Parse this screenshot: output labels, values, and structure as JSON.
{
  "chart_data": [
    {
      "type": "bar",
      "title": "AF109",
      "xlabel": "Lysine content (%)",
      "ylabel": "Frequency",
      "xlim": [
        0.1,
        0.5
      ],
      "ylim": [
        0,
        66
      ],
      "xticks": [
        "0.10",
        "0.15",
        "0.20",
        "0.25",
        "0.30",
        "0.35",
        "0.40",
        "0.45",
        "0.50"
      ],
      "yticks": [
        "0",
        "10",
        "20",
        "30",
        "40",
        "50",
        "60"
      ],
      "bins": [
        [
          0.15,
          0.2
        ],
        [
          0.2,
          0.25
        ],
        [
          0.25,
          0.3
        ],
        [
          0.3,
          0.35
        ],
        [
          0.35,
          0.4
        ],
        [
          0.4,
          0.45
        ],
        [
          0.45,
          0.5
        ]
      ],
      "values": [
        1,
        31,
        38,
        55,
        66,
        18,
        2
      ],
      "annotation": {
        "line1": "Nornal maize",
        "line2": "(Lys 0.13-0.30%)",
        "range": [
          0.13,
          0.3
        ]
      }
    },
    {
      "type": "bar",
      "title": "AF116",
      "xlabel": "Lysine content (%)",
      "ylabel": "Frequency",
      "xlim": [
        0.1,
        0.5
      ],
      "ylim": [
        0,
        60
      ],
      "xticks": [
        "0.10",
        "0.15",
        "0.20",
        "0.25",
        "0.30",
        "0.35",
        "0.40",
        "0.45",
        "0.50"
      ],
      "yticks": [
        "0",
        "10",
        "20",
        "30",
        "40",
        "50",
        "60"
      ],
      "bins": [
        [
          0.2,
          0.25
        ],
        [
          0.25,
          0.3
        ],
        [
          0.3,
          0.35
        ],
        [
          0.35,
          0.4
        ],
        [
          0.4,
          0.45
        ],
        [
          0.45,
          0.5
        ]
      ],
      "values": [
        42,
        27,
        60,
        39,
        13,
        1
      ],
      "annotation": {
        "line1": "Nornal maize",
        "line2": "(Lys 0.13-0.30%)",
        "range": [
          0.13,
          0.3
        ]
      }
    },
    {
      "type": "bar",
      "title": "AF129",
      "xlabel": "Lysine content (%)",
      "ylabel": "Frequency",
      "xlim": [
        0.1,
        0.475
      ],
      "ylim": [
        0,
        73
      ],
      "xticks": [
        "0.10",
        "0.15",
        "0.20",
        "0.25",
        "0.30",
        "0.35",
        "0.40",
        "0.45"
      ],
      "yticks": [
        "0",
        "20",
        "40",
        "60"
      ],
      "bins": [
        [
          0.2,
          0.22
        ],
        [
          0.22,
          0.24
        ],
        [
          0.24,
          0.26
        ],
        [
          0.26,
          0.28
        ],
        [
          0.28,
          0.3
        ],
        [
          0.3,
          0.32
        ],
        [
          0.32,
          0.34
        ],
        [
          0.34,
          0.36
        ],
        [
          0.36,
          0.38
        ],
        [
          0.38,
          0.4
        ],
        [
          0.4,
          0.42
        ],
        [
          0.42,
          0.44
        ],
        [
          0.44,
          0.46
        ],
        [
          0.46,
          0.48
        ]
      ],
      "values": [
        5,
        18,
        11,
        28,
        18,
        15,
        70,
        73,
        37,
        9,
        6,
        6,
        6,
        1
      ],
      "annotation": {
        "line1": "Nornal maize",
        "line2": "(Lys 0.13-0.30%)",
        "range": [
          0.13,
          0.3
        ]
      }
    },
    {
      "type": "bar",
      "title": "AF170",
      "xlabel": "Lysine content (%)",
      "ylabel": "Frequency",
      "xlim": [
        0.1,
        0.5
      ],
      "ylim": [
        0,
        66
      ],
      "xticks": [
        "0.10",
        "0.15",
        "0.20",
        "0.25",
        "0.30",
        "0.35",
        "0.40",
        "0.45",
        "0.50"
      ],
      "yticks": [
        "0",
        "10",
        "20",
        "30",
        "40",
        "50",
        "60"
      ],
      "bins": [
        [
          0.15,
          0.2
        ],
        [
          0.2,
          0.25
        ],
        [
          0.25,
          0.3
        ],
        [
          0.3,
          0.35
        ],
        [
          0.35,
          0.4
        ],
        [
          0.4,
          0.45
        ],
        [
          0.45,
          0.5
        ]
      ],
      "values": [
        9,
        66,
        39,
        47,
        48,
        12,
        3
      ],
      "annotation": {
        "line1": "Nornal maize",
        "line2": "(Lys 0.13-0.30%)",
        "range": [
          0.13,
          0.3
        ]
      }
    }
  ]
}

--------

BRIEF: Write out the records above again, keeping each one identical to the original.

COMPLETE OUTPUT:
Parse this screenshot: output labels, values, and structure as JSON.
{
  "chart_data": [
    {
      "type": "bar",
      "title": "AF109",
      "xlabel": "Lysine content (%)",
      "ylabel": "Frequency",
      "xlim": [
        0.1,
        0.5
      ],
      "ylim": [
        0,
        66
      ],
      "xticks": [
        "0.10",
        "0.15",
        "0.20",
        "0.25",
        "0.30",
        "0.35",
        "0.40",
        "0.45",
        "0.50"
      ],
      "yticks": [
        "0",
        "10",
        "20",
        "30",
        "40",
        "50",
        "60"
      ],
      "bins": [
        [
          0.15,
          0.2
        ],
        [
          0.2,
          0.25
        ],
        [
          0.25,
          0.3
        ],
        [
          0.3,
          0.35
        ],
        [
          0.35,
          0.4
        ],
        [
          0.4,
          0.45
        ],
        [
          0.45,
          0.5
        ]
      ],
      "values": [
        1,
        31,
        38,
        55,
        66,
        18,
        2
      ],
      "annotation": {
        "line1": "Nornal maize",
        "line2": "(Lys 0.13-0.30%)",
        "range": [
          0.13,
          0.3
        ]
      }
    },
    {
      "type": "bar",
      "title": "AF116",
      "xlabel": "Lysine content (%)",
      "ylabel": "Frequency",
      "xlim": [
        0.1,
        0.5
      ],
      "ylim": [
        0,
        60
      ],
      "xticks": [
        "0.10",
        "0.15",
        "0.20",
        "0.25",
        "0.30",
        "0.35",
        "0.40",
        "0.45",
        "0.50"
      ],
      "yticks": [
        "0",
        "10",
        "20",
        "30",
        "40",
        "50",
        "60"
      ],
      "bins": [
        [
          0.2,
          0.25
        ],
        [
          0.25,
          0.3
        ],
        [
          0.3,
          0.35
        ],
        [
          0.35,
          0.4
        ],
        [
          0.4,
          0.45
        ],
        [
          0.45,
          0.5
        ]
      ],
      "values": [
        42,
        27,
        60,
        39,
        13,
        1
      ],
      "annotation": {
        "line1": "Nornal maize",
        "line2": "(Lys 0.13-0.30%)",
        "range": [
          0.13,
          0.3
        ]
      }
    },
    {
      "type": "bar",
      "title": "AF129",
      "xlabel": "Lysine content (%)",
      "ylabel": "Frequency",
      "xlim": [
        0.1,
        0.475
      ],
      "ylim": [
        0,
        73
      ],
      "xticks": [
        "0.10",
        "0.15",
        "0.20",
        "0.25",
        "0.30",
        "0.35",
        "0.40",
        "0.45"
      ],
      "yticks": [
        "0",
        "20",
        "40",
        "60"
      ],
      "bins": [
        [
          0.2,
          0.22
        ],
        [
          0.22,
          0.24
        ],
        [
          0.24,
          0.26
        ],
        [
          0.26,
          0.28
        ],
        [
          0.28,
          0.3
        ],
        [
          0.3,
          0.32
        ],
        [
          0.32,
          0.34
        ],
        [
          0.34,
          0.36
        ],
        [
          0.36,
          0.38
        ],
        [
          0.38,
          0.4
        ],
        [
          0.4,
          0.42
        ],
        [
          0.42,
          0.44
        ],
        [
          0.44,
          0.46
        ],
        [
          0.46,
          0.48
        ]
      ],
      "values": [
        5,
        18,
        11,
        28,
        18,
        15,
        70,
        73,
        37,
        9,
        6,
        6,
        6,
        1
      ],
      "annotation": {
        "line1": "Nornal maize",
        "line2": "(Lys 0.13-0.30%)",
        "range": [
          0.13,
          0.3
        ]
      }
    },
    {
      "type": "bar",
      "title": "AF170",
      "xlabel": "Lysine content (%)",
      "ylabel": "Frequency",
      "xlim": [
        0.1,
        0.5
      ],
      "ylim": [
        0,
        66
      ],
      "xticks": [
        "0.10",
        "0.15",
        "0.20",
        "0.25",
        "0.30",
        "0.35",
        "0.40",
        "0.45",
        "0.50"
      ],
      "yticks": [
        "0",
        "10",
        "20",
        "30",
        "40",
        "50",
        "60"
      ],
      "bins": [
        [
          0.15,
          0.2
        ],
        [
          0.2,
          0.25
        ],
        [
          0.25,
          0.3
        ],
        [
          0.3,
          0.35
        ],
        [
          0.35,
          0.4
        ],
        [
          0.4,
          0.45
        ],
        [
          0.45,
          0.5
        ]
      ],
      "values": [
        9,
        66,
        39,
        47,
        48,
        12,
        3
      ],
      "annotation": {
        "line1": "Nornal maize",
        "line2": "(Lys 0.13-0.30%)",
        "range": [
          0.13,
          0.3
        ]
      }
    }
  ]
}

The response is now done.